## To be done
Leave out any pictures and transcribe all other data below exactly.

### Data to process ###

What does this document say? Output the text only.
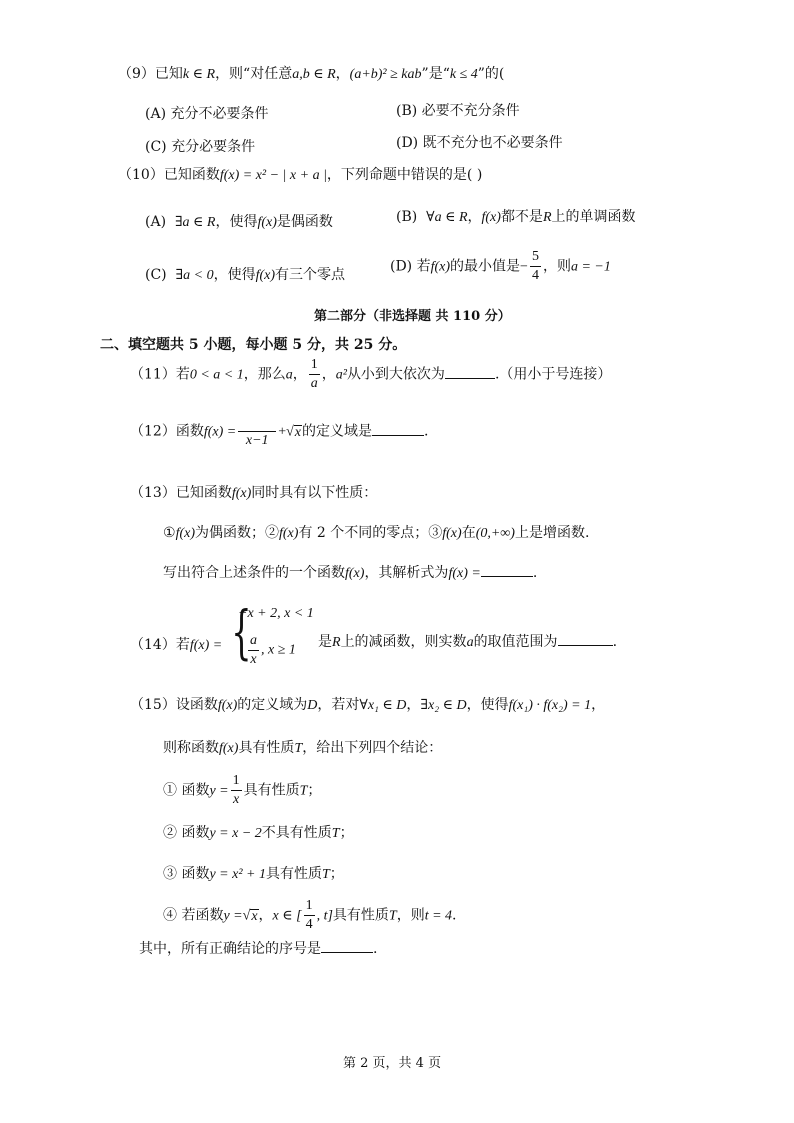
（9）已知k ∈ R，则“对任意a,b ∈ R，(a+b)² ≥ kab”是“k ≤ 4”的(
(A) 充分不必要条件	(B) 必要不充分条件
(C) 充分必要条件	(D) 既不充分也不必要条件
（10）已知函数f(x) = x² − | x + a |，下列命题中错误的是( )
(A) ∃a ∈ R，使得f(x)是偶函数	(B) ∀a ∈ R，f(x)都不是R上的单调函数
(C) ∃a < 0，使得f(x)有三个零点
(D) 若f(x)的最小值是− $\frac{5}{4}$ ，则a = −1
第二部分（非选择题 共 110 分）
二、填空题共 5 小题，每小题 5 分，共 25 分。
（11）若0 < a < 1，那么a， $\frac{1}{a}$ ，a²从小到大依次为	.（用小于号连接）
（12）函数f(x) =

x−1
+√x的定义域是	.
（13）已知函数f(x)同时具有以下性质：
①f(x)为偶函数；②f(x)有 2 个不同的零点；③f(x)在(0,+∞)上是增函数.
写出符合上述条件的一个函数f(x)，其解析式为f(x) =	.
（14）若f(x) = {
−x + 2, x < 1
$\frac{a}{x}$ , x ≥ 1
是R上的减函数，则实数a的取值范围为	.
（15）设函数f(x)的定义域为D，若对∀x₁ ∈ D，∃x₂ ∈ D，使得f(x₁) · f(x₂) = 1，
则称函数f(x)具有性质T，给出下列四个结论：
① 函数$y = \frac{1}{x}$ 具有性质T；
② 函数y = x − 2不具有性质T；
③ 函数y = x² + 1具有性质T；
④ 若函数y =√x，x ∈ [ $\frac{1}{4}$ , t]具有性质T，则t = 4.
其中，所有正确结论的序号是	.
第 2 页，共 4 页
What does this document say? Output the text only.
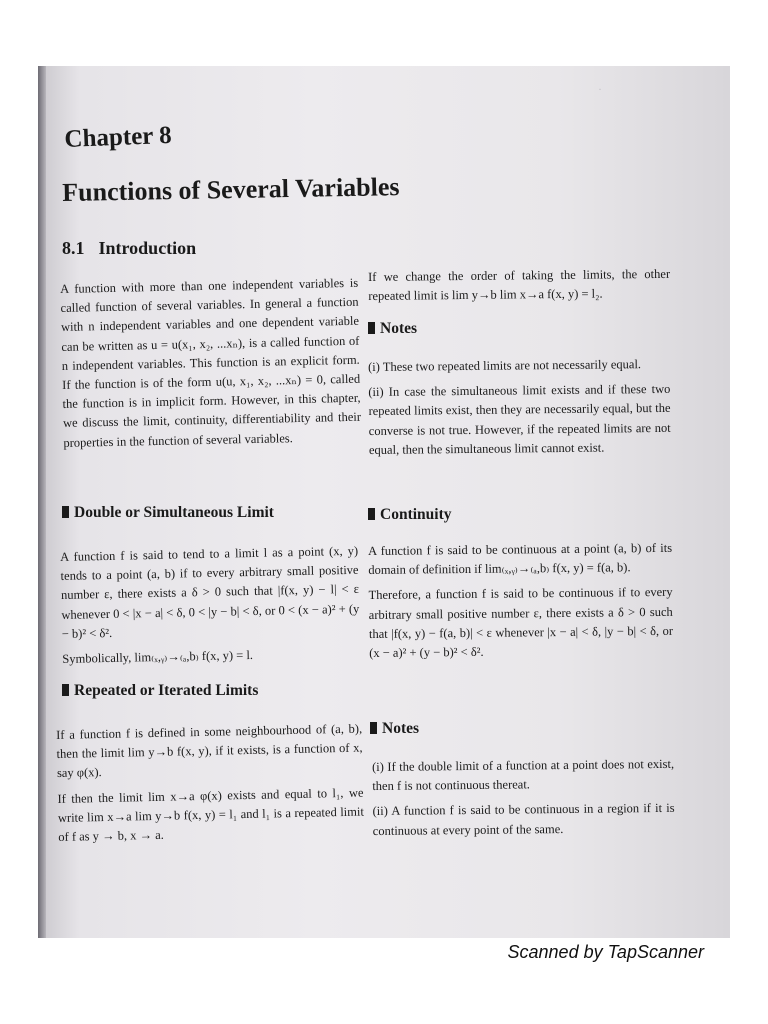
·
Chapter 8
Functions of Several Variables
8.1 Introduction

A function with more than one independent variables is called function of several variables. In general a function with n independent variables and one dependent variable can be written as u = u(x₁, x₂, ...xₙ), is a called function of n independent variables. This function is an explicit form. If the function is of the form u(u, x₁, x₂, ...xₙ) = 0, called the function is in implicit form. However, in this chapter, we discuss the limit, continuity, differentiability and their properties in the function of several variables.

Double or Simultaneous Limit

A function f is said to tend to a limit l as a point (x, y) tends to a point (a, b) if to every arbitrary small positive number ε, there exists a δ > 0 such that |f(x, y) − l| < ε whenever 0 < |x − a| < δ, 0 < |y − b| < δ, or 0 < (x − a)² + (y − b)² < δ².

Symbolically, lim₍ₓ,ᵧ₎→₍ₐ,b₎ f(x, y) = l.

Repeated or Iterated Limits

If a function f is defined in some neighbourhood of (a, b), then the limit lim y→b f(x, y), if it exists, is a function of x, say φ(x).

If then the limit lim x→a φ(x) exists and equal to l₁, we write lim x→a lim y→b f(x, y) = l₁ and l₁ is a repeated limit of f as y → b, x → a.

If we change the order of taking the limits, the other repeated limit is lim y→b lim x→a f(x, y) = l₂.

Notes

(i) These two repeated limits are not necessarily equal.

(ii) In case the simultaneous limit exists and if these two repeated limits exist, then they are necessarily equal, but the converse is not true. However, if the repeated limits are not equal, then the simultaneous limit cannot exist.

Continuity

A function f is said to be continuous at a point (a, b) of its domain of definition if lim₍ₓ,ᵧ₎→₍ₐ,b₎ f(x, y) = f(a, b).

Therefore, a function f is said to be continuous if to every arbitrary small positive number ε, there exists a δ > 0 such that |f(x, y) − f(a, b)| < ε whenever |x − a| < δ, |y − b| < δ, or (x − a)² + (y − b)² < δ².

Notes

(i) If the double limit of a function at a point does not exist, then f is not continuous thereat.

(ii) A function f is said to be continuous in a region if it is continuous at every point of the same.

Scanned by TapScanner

###

## Response to this task
What does this document say? Output the text only.
（9）已知k ∈ R，则“对任意a,b ∈ R，(a+b)² ≥ kab”是“k ≤ 4”的(
(A) 充分不必要条件	(B) 必要不充分条件
(C) 充分必要条件	(D) 既不充分也不必要条件
（10）已知函数f(x) = x² − | x + a |，下列命题中错误的是( )
(A) ∃a ∈ R，使得f(x)是偶函数	(B) ∀a ∈ R，f(x)都不是R上的单调函数
(C) ∃a < 0，使得f(x)有三个零点
(D) 若f(x)的最小值是− $\frac{5}{4}$ ，则a = −1
第二部分（非选择题 共 110 分）
二、填空题共 5 小题，每小题 5 分，共 25 分。
（11）若0 < a < 1，那么a， $\frac{1}{a}$ ，a²从小到大依次为	.（用小于号连接）
（12）函数f(x) =

x−1
+√x的定义域是	.
（13）已知函数f(x)同时具有以下性质：
①f(x)为偶函数；②f(x)有 2 个不同的零点；③f(x)在(0,+∞)上是增函数.
写出符合上述条件的一个函数f(x)，其解析式为f(x) =	.
（14）若f(x) = {
−x + 2, x < 1
$\frac{a}{x}$ , x ≥ 1
是R上的减函数，则实数a的取值范围为	.
（15）设函数f(x)的定义域为D，若对∀x₁ ∈ D，∃x₂ ∈ D，使得f(x₁) · f(x₂) = 1，
则称函数f(x)具有性质T，给出下列四个结论：
① 函数$y = \frac{1}{x}$ 具有性质T；
② 函数y = x − 2不具有性质T；
③ 函数y = x² + 1具有性质T；
④ 若函数y =√x，x ∈ [ $\frac{1}{4}$ , t]具有性质T，则t = 4.
其中，所有正确结论的序号是	.
第 2 页，共 4 页
What does this document say? Output the text only.
·
Chapter 8
Functions of Several Variables
8.1 Introduction

A function with more than one independent variables is called function of several variables. In general a function with n independent variables and one dependent variable can be written as u = u(x₁, x₂, ...xₙ), is a called function of n independent variables. This function is an explicit form. If the function is of the form u(u, x₁, x₂, ...xₙ) = 0, called the function is in implicit form. However, in this chapter, we discuss the limit, continuity, differentiability and their properties in the function of several variables.

Double or Simultaneous Limit

A function f is said to tend to a limit l as a point (x, y) tends to a point (a, b) if to every arbitrary small positive number ε, there exists a δ > 0 such that |f(x, y) − l| < ε whenever 0 < |x − a| < δ, 0 < |y − b| < δ, or 0 < (x − a)² + (y − b)² < δ².

Symbolically, lim₍ₓ,ᵧ₎→₍ₐ,b₎ f(x, y) = l.

Repeated or Iterated Limits

If a function f is defined in some neighbourhood of (a, b), then the limit lim y→b f(x, y), if it exists, is a function of x, say φ(x).

If then the limit lim x→a φ(x) exists and equal to l₁, we write lim x→a lim y→b f(x, y) = l₁ and l₁ is a repeated limit of f as y → b, x → a.

If we change the order of taking the limits, the other repeated limit is lim y→b lim x→a f(x, y) = l₂.

Notes

(i) These two repeated limits are not necessarily equal.

(ii) In case the simultaneous limit exists and if these two repeated limits exist, then they are necessarily equal, but the converse is not true. However, if the repeated limits are not equal, then the simultaneous limit cannot exist.

Continuity

A function f is said to be continuous at a point (a, b) of its domain of definition if lim₍ₓ,ᵧ₎→₍ₐ,b₎ f(x, y) = f(a, b).

Therefore, a function f is said to be continuous if to every arbitrary small positive number ε, there exists a δ > 0 such that |f(x, y) − f(a, b)| < ε whenever |x − a| < δ, |y − b| < δ, or (x − a)² + (y − b)² < δ².

Notes

(i) If the double limit of a function at a point does not exist, then f is not continuous thereat.

(ii) A function f is said to be continuous in a region if it is continuous at every point of the same.

Scanned by TapScanner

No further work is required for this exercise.